TASK GOAL:
Repeat, without any change, the entries presented below.

[START OF DATA ENTRIES]

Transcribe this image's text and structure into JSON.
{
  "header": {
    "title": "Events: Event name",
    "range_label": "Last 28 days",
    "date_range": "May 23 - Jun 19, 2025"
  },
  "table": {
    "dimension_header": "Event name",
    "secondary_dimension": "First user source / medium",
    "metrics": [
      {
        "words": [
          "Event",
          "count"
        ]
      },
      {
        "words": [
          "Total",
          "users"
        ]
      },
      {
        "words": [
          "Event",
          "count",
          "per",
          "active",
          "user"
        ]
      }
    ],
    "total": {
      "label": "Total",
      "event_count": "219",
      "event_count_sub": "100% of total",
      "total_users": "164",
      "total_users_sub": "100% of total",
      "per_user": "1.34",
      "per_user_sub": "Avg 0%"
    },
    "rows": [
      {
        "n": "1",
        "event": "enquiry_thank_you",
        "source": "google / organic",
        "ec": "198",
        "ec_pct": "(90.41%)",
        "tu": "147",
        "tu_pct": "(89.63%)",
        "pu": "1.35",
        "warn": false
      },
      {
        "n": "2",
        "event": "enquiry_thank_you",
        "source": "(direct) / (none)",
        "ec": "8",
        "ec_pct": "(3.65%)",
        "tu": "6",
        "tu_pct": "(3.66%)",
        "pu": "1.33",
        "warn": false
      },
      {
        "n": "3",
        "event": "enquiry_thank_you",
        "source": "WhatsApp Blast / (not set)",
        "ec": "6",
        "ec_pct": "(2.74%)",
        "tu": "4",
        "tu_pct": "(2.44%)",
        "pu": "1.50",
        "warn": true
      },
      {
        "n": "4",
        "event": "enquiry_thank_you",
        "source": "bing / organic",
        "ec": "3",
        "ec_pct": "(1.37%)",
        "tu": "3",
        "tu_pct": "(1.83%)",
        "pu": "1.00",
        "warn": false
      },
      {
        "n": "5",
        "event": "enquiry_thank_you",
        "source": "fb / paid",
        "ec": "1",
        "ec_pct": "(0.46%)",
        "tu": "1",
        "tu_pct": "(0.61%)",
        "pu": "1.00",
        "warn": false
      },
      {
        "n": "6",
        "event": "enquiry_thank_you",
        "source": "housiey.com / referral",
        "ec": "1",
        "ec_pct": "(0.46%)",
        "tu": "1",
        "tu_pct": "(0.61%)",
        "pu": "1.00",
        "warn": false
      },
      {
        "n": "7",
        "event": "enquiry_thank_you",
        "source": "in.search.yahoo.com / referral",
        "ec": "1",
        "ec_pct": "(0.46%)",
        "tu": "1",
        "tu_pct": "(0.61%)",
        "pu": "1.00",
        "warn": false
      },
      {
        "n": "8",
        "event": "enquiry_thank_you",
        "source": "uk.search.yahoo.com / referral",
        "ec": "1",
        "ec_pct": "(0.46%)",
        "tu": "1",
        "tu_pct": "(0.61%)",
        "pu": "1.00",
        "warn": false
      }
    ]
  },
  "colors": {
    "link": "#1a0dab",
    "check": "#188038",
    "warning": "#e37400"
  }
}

[END OF DATA ENTRIES]

SOLUTION TO THIS PROBLEM:
Transcribe this image's text and structure into JSON.
{
  "header": {
    "title": "Events: Event name",
    "range_label": "Last 28 days",
    "date_range": "May 23 - Jun 19, 2025"
  },
  "table": {
    "dimension_header": "Event name",
    "secondary_dimension": "First user source / medium",
    "metrics": [
      {
        "words": [
          "Event",
          "count"
        ]
      },
      {
        "words": [
          "Total",
          "users"
        ]
      },
      {
        "words": [
          "Event",
          "count",
          "per",
          "active",
          "user"
        ]
      }
    ],
    "total": {
      "label": "Total",
      "event_count": "219",
      "event_count_sub": "100% of total",
      "total_users": "164",
      "total_users_sub": "100% of total",
      "per_user": "1.34",
      "per_user_sub": "Avg 0%"
    },
    "rows": [
      {
        "n": "1",
        "event": "enquiry_thank_you",
        "source": "google / organic",
        "ec": "198",
        "ec_pct": "(90.41%)",
        "tu": "147",
        "tu_pct": "(89.63%)",
        "pu": "1.35",
        "warn": false
      },
      {
        "n": "2",
        "event": "enquiry_thank_you",
        "source": "(direct) / (none)",
        "ec": "8",
        "ec_pct": "(3.65%)",
        "tu": "6",
        "tu_pct": "(3.66%)",
        "pu": "1.33",
        "warn": false
      },
      {
        "n": "3",
        "event": "enquiry_thank_you",
        "source": "WhatsApp Blast / (not set)",
        "ec": "6",
        "ec_pct": "(2.74%)",
        "tu": "4",
        "tu_pct": "(2.44%)",
        "pu": "1.50",
        "warn": true
      },
      {
        "n": "4",
        "event": "enquiry_thank_you",
        "source": "bing / organic",
        "ec": "3",
        "ec_pct": "(1.37%)",
        "tu": "3",
        "tu_pct": "(1.83%)",
        "pu": "1.00",
        "warn": false
      },
      {
        "n": "5",
        "event": "enquiry_thank_you",
        "source": "fb / paid",
        "ec": "1",
        "ec_pct": "(0.46%)",
        "tu": "1",
        "tu_pct": "(0.61%)",
        "pu": "1.00",
        "warn": false
      },
      {
        "n": "6",
        "event": "enquiry_thank_you",
        "source": "housiey.com / referral",
        "ec": "1",
        "ec_pct": "(0.46%)",
        "tu": "1",
        "tu_pct": "(0.61%)",
        "pu": "1.00",
        "warn": false
      },
      {
        "n": "7",
        "event": "enquiry_thank_you",
        "source": "in.search.yahoo.com / referral",
        "ec": "1",
        "ec_pct": "(0.46%)",
        "tu": "1",
        "tu_pct": "(0.61%)",
        "pu": "1.00",
        "warn": false
      },
      {
        "n": "8",
        "event": "enquiry_thank_you",
        "source": "uk.search.yahoo.com / referral",
        "ec": "1",
        "ec_pct": "(0.46%)",
        "tu": "1",
        "tu_pct": "(0.61%)",
        "pu": "1.00",
        "warn": false
      }
    ]
  },
  "colors": {
    "link": "#1a0dab",
    "check": "#188038",
    "warning": "#e37400"
  }
}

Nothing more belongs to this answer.